> [Records shown]
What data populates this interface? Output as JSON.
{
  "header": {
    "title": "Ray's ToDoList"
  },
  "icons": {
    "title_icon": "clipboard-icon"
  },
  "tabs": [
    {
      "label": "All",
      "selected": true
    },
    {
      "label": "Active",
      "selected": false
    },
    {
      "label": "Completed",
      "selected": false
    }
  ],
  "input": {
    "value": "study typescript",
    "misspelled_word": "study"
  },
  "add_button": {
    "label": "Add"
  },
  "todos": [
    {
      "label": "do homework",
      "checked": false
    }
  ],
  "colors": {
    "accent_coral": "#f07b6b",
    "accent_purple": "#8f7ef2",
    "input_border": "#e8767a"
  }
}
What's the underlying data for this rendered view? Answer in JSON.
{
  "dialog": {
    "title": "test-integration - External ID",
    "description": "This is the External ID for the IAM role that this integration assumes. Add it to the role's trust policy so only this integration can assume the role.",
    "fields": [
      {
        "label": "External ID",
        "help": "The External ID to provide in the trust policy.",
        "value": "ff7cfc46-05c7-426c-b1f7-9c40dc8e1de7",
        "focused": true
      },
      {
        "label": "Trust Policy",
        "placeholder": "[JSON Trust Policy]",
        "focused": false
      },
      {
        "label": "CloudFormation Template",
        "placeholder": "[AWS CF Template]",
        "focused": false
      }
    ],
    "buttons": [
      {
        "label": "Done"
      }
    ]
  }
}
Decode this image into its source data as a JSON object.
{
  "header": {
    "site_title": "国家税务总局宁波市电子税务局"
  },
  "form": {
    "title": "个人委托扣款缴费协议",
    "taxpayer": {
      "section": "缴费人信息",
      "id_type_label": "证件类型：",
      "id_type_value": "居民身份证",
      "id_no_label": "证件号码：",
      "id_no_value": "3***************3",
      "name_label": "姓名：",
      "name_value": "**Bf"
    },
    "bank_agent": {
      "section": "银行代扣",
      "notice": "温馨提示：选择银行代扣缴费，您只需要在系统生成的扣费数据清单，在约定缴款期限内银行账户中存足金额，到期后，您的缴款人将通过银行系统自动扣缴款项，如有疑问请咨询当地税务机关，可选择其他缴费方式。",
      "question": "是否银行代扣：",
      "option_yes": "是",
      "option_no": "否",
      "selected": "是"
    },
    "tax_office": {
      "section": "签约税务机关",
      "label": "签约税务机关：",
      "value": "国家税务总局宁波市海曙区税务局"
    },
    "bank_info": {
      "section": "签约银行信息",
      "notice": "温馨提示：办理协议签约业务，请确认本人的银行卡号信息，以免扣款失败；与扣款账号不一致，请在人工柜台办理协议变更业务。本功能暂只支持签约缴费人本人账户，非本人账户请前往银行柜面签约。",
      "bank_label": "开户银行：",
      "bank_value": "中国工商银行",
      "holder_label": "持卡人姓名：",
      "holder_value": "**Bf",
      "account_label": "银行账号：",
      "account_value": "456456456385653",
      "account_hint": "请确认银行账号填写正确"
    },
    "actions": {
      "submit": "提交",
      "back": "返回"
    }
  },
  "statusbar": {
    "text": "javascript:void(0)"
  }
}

> [Given task]
Take the records above and return them exactly as written.

> [Solved problem]
What data populates this interface? Output as JSON.
{
  "header": {
    "title": "Ray's ToDoList"
  },
  "icons": {
    "title_icon": "clipboard-icon"
  },
  "tabs": [
    {
      "label": "All",
      "selected": true
    },
    {
      "label": "Active",
      "selected": false
    },
    {
      "label": "Completed",
      "selected": false
    }
  ],
  "input": {
    "value": "study typescript",
    "misspelled_word": "study"
  },
  "add_button": {
    "label": "Add"
  },
  "todos": [
    {
      "label": "do homework",
      "checked": false
    }
  ],
  "colors": {
    "accent_coral": "#f07b6b",
    "accent_purple": "#8f7ef2",
    "input_border": "#e8767a"
  }
}
What's the underlying data for this rendered view? Answer in JSON.
{
  "dialog": {
    "title": "test-integration - External ID",
    "description": "This is the External ID for the IAM role that this integration assumes. Add it to the role's trust policy so only this integration can assume the role.",
    "fields": [
      {
        "label": "External ID",
        "help": "The External ID to provide in the trust policy.",
        "value": "ff7cfc46-05c7-426c-b1f7-9c40dc8e1de7",
        "focused": true
      },
      {
        "label": "Trust Policy",
        "placeholder": "[JSON Trust Policy]",
        "focused": false
      },
      {
        "label": "CloudFormation Template",
        "placeholder": "[AWS CF Template]",
        "focused": false
      }
    ],
    "buttons": [
      {
        "label": "Done"
      }
    ]
  }
}
Decode this image into its source data as a JSON object.
{
  "header": {
    "site_title": "国家税务总局宁波市电子税务局"
  },
  "form": {
    "title": "个人委托扣款缴费协议",
    "taxpayer": {
      "section": "缴费人信息",
      "id_type_label": "证件类型：",
      "id_type_value": "居民身份证",
      "id_no_label": "证件号码：",
      "id_no_value": "3***************3",
      "name_label": "姓名：",
      "name_value": "**Bf"
    },
    "bank_agent": {
      "section": "银行代扣",
      "notice": "温馨提示：选择银行代扣缴费，您只需要在系统生成的扣费数据清单，在约定缴款期限内银行账户中存足金额，到期后，您的缴款人将通过银行系统自动扣缴款项，如有疑问请咨询当地税务机关，可选择其他缴费方式。",
      "question": "是否银行代扣：",
      "option_yes": "是",
      "option_no": "否",
      "selected": "是"
    },
    "tax_office": {
      "section": "签约税务机关",
      "label": "签约税务机关：",
      "value": "国家税务总局宁波市海曙区税务局"
    },
    "bank_info": {
      "section": "签约银行信息",
      "notice": "温馨提示：办理协议签约业务，请确认本人的银行卡号信息，以免扣款失败；与扣款账号不一致，请在人工柜台办理协议变更业务。本功能暂只支持签约缴费人本人账户，非本人账户请前往银行柜面签约。",
      "bank_label": "开户银行：",
      "bank_value": "中国工商银行",
      "holder_label": "持卡人姓名：",
      "holder_value": "**Bf",
      "account_label": "银行账号：",
      "account_value": "456456456385653",
      "account_hint": "请确认银行账号填写正确"
    },
    "actions": {
      "submit": "提交",
      "back": "返回"
    }
  },
  "statusbar": {
    "text": "javascript:void(0)"
  }
}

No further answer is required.